▸ **Exercise goal**: Reproduce the records below exactly as they appear.

** Start of Listed entries **

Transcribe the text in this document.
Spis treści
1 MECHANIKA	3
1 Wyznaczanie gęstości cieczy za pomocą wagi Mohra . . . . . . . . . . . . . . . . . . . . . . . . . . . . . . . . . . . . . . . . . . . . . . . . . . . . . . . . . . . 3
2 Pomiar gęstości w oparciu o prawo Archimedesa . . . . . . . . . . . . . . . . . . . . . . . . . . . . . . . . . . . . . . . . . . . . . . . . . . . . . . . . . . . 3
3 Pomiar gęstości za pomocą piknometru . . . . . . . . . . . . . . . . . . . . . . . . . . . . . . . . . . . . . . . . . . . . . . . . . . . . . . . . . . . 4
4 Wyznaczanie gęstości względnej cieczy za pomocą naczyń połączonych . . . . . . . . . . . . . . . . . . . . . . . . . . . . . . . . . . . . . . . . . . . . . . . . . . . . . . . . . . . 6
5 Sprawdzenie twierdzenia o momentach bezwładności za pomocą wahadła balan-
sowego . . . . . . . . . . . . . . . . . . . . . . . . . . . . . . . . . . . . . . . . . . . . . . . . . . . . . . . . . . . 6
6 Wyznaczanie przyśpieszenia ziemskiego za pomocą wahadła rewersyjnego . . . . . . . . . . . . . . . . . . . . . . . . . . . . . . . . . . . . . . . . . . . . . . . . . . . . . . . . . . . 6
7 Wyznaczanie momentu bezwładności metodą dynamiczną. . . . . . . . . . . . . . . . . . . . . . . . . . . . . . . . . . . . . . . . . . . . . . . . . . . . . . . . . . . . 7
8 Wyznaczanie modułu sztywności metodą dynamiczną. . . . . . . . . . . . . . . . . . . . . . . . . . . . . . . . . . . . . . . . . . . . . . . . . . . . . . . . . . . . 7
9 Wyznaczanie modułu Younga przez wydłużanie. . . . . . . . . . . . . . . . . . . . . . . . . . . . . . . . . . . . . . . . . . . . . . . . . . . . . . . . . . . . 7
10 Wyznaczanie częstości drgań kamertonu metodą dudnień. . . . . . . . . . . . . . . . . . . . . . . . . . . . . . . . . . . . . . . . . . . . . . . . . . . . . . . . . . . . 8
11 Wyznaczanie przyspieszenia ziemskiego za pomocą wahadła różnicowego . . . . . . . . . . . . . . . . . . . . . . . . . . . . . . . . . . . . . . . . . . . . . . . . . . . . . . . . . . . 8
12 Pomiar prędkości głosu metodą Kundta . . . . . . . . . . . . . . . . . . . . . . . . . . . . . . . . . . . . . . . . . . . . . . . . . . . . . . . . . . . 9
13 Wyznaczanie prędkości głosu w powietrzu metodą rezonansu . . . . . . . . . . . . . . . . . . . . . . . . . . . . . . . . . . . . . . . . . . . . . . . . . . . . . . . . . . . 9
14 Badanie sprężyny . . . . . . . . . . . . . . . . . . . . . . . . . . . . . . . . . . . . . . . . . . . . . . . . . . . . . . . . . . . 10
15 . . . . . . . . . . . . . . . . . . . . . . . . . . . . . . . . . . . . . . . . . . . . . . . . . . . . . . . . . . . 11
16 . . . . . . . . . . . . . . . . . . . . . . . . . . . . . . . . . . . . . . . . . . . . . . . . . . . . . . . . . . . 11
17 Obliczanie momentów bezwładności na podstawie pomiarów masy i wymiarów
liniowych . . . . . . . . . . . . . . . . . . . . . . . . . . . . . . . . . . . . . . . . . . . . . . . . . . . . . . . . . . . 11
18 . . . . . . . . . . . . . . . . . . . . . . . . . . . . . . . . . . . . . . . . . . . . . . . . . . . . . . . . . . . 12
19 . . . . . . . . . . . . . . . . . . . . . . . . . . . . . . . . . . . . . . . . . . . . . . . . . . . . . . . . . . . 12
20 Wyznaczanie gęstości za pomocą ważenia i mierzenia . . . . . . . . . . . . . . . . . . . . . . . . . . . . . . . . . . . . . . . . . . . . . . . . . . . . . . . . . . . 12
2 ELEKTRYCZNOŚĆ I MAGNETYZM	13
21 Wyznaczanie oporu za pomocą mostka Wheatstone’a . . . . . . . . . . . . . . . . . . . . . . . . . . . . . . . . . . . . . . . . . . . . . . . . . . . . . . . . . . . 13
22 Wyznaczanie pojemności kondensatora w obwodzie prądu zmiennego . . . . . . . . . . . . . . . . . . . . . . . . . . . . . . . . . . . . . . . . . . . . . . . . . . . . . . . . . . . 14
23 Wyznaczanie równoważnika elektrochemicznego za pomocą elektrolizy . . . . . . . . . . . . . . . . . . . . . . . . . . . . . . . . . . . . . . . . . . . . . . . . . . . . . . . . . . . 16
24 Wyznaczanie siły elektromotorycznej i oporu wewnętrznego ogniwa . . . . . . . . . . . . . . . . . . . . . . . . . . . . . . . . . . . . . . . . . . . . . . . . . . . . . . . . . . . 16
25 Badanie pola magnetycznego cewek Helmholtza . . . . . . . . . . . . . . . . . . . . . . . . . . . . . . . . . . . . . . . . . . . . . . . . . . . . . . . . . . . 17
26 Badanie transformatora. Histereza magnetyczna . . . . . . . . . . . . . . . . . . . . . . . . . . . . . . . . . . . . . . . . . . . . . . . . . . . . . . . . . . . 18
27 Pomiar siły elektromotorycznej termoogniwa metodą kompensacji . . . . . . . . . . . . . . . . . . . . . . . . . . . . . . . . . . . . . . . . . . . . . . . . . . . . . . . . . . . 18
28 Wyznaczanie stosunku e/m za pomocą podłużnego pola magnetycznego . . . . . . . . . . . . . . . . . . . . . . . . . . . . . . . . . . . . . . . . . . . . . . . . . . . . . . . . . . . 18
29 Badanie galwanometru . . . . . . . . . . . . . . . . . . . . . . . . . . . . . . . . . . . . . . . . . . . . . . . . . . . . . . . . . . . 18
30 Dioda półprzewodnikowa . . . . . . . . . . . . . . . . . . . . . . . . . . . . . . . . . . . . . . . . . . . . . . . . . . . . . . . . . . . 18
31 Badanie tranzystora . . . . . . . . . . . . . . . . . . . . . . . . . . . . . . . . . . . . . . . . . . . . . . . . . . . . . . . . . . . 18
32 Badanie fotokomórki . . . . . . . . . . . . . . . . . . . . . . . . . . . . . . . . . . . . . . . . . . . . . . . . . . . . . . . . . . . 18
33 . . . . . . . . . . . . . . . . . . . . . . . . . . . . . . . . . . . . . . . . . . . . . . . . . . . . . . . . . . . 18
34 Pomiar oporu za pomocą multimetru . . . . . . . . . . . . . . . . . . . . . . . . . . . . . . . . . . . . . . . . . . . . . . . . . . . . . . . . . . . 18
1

** End of Listed entries **

▸ **Written answer**:
Transcribe the text in this document.
Spis treści
1 MECHANIKA	3
1 Wyznaczanie gęstości cieczy za pomocą wagi Mohra . . . . . . . . . . . . . . . . . . . . . . . . . . . . . . . . . . . . . . . . . . . . . . . . . . . . . . . . . . . 3
2 Pomiar gęstości w oparciu o prawo Archimedesa . . . . . . . . . . . . . . . . . . . . . . . . . . . . . . . . . . . . . . . . . . . . . . . . . . . . . . . . . . . 3
3 Pomiar gęstości za pomocą piknometru . . . . . . . . . . . . . . . . . . . . . . . . . . . . . . . . . . . . . . . . . . . . . . . . . . . . . . . . . . . 4
4 Wyznaczanie gęstości względnej cieczy za pomocą naczyń połączonych . . . . . . . . . . . . . . . . . . . . . . . . . . . . . . . . . . . . . . . . . . . . . . . . . . . . . . . . . . . 6
5 Sprawdzenie twierdzenia o momentach bezwładności za pomocą wahadła balan-
sowego . . . . . . . . . . . . . . . . . . . . . . . . . . . . . . . . . . . . . . . . . . . . . . . . . . . . . . . . . . . 6
6 Wyznaczanie przyśpieszenia ziemskiego za pomocą wahadła rewersyjnego . . . . . . . . . . . . . . . . . . . . . . . . . . . . . . . . . . . . . . . . . . . . . . . . . . . . . . . . . . . 6
7 Wyznaczanie momentu bezwładności metodą dynamiczną. . . . . . . . . . . . . . . . . . . . . . . . . . . . . . . . . . . . . . . . . . . . . . . . . . . . . . . . . . . . 7
8 Wyznaczanie modułu sztywności metodą dynamiczną. . . . . . . . . . . . . . . . . . . . . . . . . . . . . . . . . . . . . . . . . . . . . . . . . . . . . . . . . . . . 7
9 Wyznaczanie modułu Younga przez wydłużanie. . . . . . . . . . . . . . . . . . . . . . . . . . . . . . . . . . . . . . . . . . . . . . . . . . . . . . . . . . . . 7
10 Wyznaczanie częstości drgań kamertonu metodą dudnień. . . . . . . . . . . . . . . . . . . . . . . . . . . . . . . . . . . . . . . . . . . . . . . . . . . . . . . . . . . . 8
11 Wyznaczanie przyspieszenia ziemskiego za pomocą wahadła różnicowego . . . . . . . . . . . . . . . . . . . . . . . . . . . . . . . . . . . . . . . . . . . . . . . . . . . . . . . . . . . 8
12 Pomiar prędkości głosu metodą Kundta . . . . . . . . . . . . . . . . . . . . . . . . . . . . . . . . . . . . . . . . . . . . . . . . . . . . . . . . . . . 9
13 Wyznaczanie prędkości głosu w powietrzu metodą rezonansu . . . . . . . . . . . . . . . . . . . . . . . . . . . . . . . . . . . . . . . . . . . . . . . . . . . . . . . . . . . 9
14 Badanie sprężyny . . . . . . . . . . . . . . . . . . . . . . . . . . . . . . . . . . . . . . . . . . . . . . . . . . . . . . . . . . . 10
15 . . . . . . . . . . . . . . . . . . . . . . . . . . . . . . . . . . . . . . . . . . . . . . . . . . . . . . . . . . . 11
16 . . . . . . . . . . . . . . . . . . . . . . . . . . . . . . . . . . . . . . . . . . . . . . . . . . . . . . . . . . . 11
17 Obliczanie momentów bezwładności na podstawie pomiarów masy i wymiarów
liniowych . . . . . . . . . . . . . . . . . . . . . . . . . . . . . . . . . . . . . . . . . . . . . . . . . . . . . . . . . . . 11
18 . . . . . . . . . . . . . . . . . . . . . . . . . . . . . . . . . . . . . . . . . . . . . . . . . . . . . . . . . . . 12
19 . . . . . . . . . . . . . . . . . . . . . . . . . . . . . . . . . . . . . . . . . . . . . . . . . . . . . . . . . . . 12
20 Wyznaczanie gęstości za pomocą ważenia i mierzenia . . . . . . . . . . . . . . . . . . . . . . . . . . . . . . . . . . . . . . . . . . . . . . . . . . . . . . . . . . . 12
2 ELEKTRYCZNOŚĆ I MAGNETYZM	13
21 Wyznaczanie oporu za pomocą mostka Wheatstone’a . . . . . . . . . . . . . . . . . . . . . . . . . . . . . . . . . . . . . . . . . . . . . . . . . . . . . . . . . . . 13
22 Wyznaczanie pojemności kondensatora w obwodzie prądu zmiennego . . . . . . . . . . . . . . . . . . . . . . . . . . . . . . . . . . . . . . . . . . . . . . . . . . . . . . . . . . . 14
23 Wyznaczanie równoważnika elektrochemicznego za pomocą elektrolizy . . . . . . . . . . . . . . . . . . . . . . . . . . . . . . . . . . . . . . . . . . . . . . . . . . . . . . . . . . . 16
24 Wyznaczanie siły elektromotorycznej i oporu wewnętrznego ogniwa . . . . . . . . . . . . . . . . . . . . . . . . . . . . . . . . . . . . . . . . . . . . . . . . . . . . . . . . . . . 16
25 Badanie pola magnetycznego cewek Helmholtza . . . . . . . . . . . . . . . . . . . . . . . . . . . . . . . . . . . . . . . . . . . . . . . . . . . . . . . . . . . 17
26 Badanie transformatora. Histereza magnetyczna . . . . . . . . . . . . . . . . . . . . . . . . . . . . . . . . . . . . . . . . . . . . . . . . . . . . . . . . . . . 18
27 Pomiar siły elektromotorycznej termoogniwa metodą kompensacji . . . . . . . . . . . . . . . . . . . . . . . . . . . . . . . . . . . . . . . . . . . . . . . . . . . . . . . . . . . 18
28 Wyznaczanie stosunku e/m za pomocą podłużnego pola magnetycznego . . . . . . . . . . . . . . . . . . . . . . . . . . . . . . . . . . . . . . . . . . . . . . . . . . . . . . . . . . . 18
29 Badanie galwanometru . . . . . . . . . . . . . . . . . . . . . . . . . . . . . . . . . . . . . . . . . . . . . . . . . . . . . . . . . . . 18
30 Dioda półprzewodnikowa . . . . . . . . . . . . . . . . . . . . . . . . . . . . . . . . . . . . . . . . . . . . . . . . . . . . . . . . . . . 18
31 Badanie tranzystora . . . . . . . . . . . . . . . . . . . . . . . . . . . . . . . . . . . . . . . . . . . . . . . . . . . . . . . . . . . 18
32 Badanie fotokomórki . . . . . . . . . . . . . . . . . . . . . . . . . . . . . . . . . . . . . . . . . . . . . . . . . . . . . . . . . . . 18
33 . . . . . . . . . . . . . . . . . . . . . . . . . . . . . . . . . . . . . . . . . . . . . . . . . . . . . . . . . . . 18
34 Pomiar oporu za pomocą multimetru . . . . . . . . . . . . . . . . . . . . . . . . . . . . . . . . . . . . . . . . . . . . . . . . . . . . . . . . . . . 18
1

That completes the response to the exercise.